### Data extract
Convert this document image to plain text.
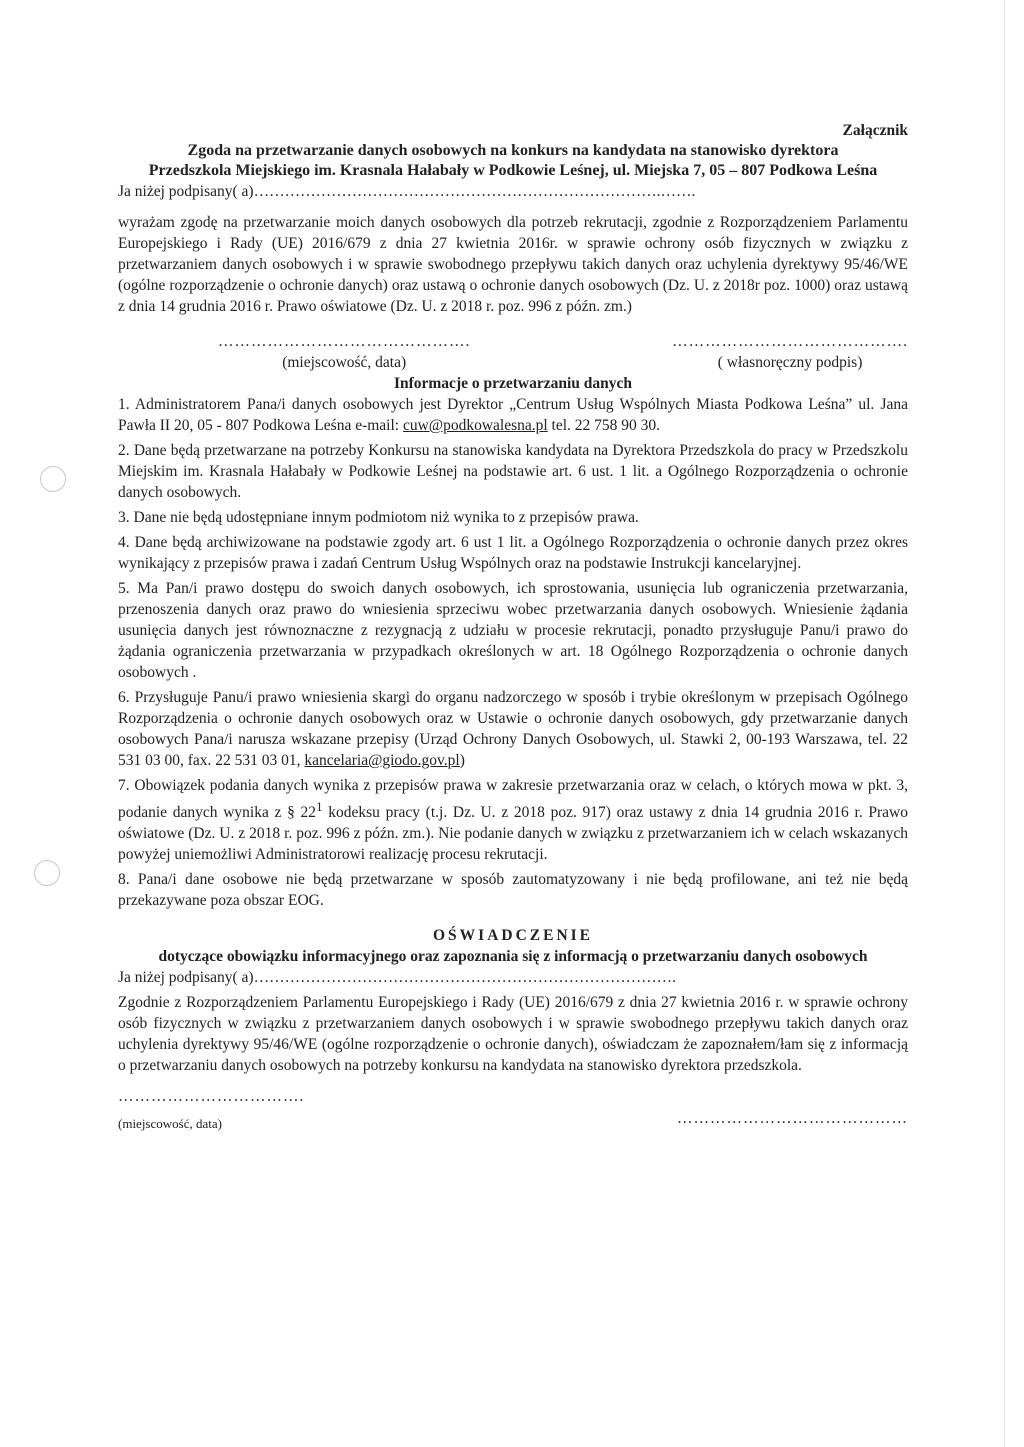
Załącznik
Zgoda na przetwarzanie danych osobowych na konkurs na kandydata na stanowisko dyrektora
Przedszkola Miejskiego im. Krasnala Hałabały w Podkowie Leśnej, ul. Miejska 7, 05 – 807 Podkowa Leśna

Ja niżej podpisany( a)…………………………………………………………………….…….

wyrażam zgodę na przetwarzanie moich danych osobowych dla potrzeb rekrutacji, zgodnie z Rozporządzeniem Parlamentu Europejskiego i Rady (UE) 2016/679 z dnia 27 kwietnia 2016r. w sprawie ochrony osób fizycznych w związku z przetwarzaniem danych osobowych i w sprawie swobodnego przepływu takich danych oraz uchylenia dyrektywy 95/46/WE (ogólne rozporządzenie o ochronie danych) oraz ustawą o ochronie danych osobowych (Dz. U. z 2018r poz. 1000) oraz ustawą z dnia 14 grudnia 2016 r. Prawo oświatowe (Dz. U. z 2018 r. poz. 996 z późn. zm.)

……………………………………….
(miejscowość, data)
…………………………………….
( własnoręczny podpis)
Informacje o przetwarzaniu danych

1. Administratorem Pana/i danych osobowych jest Dyrektor „Centrum Usług Wspólnych Miasta Podkowa Leśna” ul. Jana Pawła II 20, 05 - 807 Podkowa Leśna e-mail: cuw@podkowalesna.pl tel. 22 758 90 30.

2. Dane będą przetwarzane na potrzeby Konkursu na stanowiska kandydata na Dyrektora Przedszkola do pracy w Przedszkolu Miejskim im. Krasnala Hałabały w Podkowie Leśnej na podstawie art. 6 ust. 1 lit. a Ogólnego Rozporządzenia o ochronie danych osobowych.

3. Dane nie będą udostępniane innym podmiotom niż wynika to z przepisów prawa.

4. Dane będą archiwizowane na podstawie zgody art. 6 ust 1 lit. a Ogólnego Rozporządzenia o ochronie danych przez okres wynikający z przepisów prawa i zadań Centrum Usług Wspólnych oraz na podstawie Instrukcji kancelaryjnej.

5. Ma Pan/i prawo dostępu do swoich danych osobowych, ich sprostowania, usunięcia lub ograniczenia przetwarzania, przenoszenia danych oraz prawo do wniesienia sprzeciwu wobec przetwarzania danych osobowych. Wniesienie żądania usunięcia danych jest równoznaczne z rezygnacją z udziału w procesie rekrutacji, ponadto przysługuje Panu/i prawo do żądania ograniczenia przetwarzania w przypadkach określonych w art. 18 Ogólnego Rozporządzenia o ochronie danych osobowych .

6. Przysługuje Panu/i prawo wniesienia skargi do organu nadzorczego w sposób i trybie określonym w przepisach Ogólnego Rozporządzenia o ochronie danych osobowych oraz w Ustawie o ochronie danych osobowych, gdy przetwarzanie danych osobowych Pana/i narusza wskazane przepisy (Urząd Ochrony Danych Osobowych, ul. Stawki 2, 00-193 Warszawa, tel. 22 531 03 00, fax. 22 531 03 01, kancelaria@giodo.gov.pl)

7. Obowiązek podania danych wynika z przepisów prawa w zakresie przetwarzania oraz w celach, o których mowa w pkt. 3, podanie danych wynika z § $22^1$ kodeksu pracy (t.j. Dz. U. z 2018 poz. 917) oraz ustawy z dnia 14 grudnia 2016 r. Prawo oświatowe (Dz. U. z 2018 r. poz. 996 z późn. zm.). Nie podanie danych w związku z przetwarzaniem ich w celach wskazanych powyżej uniemożliwi Administratorowi realizację procesu rekrutacji.

8. Pana/i dane osobowe nie będą przetwarzane w sposób zautomatyzowany i nie będą profilowane, ani też nie będą przekazywane poza obszar EOG.

OŚWIADCZENIE
dotyczące obowiązku informacyjnego oraz zapoznania się z informacją o przetwarzaniu danych osobowych

Ja niżej podpisany( a)……………………………………………………………………….

Zgodnie z Rozporządzeniem Parlamentu Europejskiego i Rady (UE) 2016/679 z dnia 27 kwietnia 2016 r. w sprawie ochrony osób fizycznych w związku z przetwarzaniem danych osobowych i w sprawie swobodnego przepływu takich danych oraz uchylenia dyrektywy 95/46/WE (ogólne rozporządzenie o ochronie danych), oświadczam że zapoznałem/łam się z informacją o przetwarzaniu danych osobowych na potrzeby konkursu na kandydata na stanowisko dyrektora przedszkola.

…………………………….
(miejscowość, data)	……………………………………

### Work instructions
Return all the lines that contain the string "Europejskiego".

### Solution
wyrażam zgodę na przetwarzanie moich danych osobowych dla potrzeb rekrutacji, zgodnie z Rozporządzeniem Parlamentu Europejskiego i Rady (UE) 2016/679 z dnia 27 kwietnia 2016r. w sprawie ochrony osób fizycznych w związku z przetwarzaniem danych osobowych i w sprawie swobodnego przepływu takich danych oraz uchylenia dyrektywy 95/46/WE (ogólne rozporządzenie o ochronie danych) oraz ustawą o ochronie danych osobowych (Dz. U. z 2018r poz. 1000) oraz ustawą z dnia 14 grudnia 2016 r. Prawo oświatowe (Dz. U. z 2018 r. poz. 996 z późn. zm.)
Zgodnie z Rozporządzeniem Parlamentu Europejskiego i Rady (UE) 2016/679 z dnia 27 kwietnia 2016 r. w sprawie ochrony osób fizycznych w związku z przetwarzaniem danych osobowych i w sprawie swobodnego przepływu takich danych oraz uchylenia dyrektywy 95/46/WE (ogólne rozporządzenie o ochronie danych), oświadczam że zapoznałem/łam się z informacją o przetwarzaniu danych osobowych na potrzeby konkursu na kandydata na stanowisko dyrektora przedszkola.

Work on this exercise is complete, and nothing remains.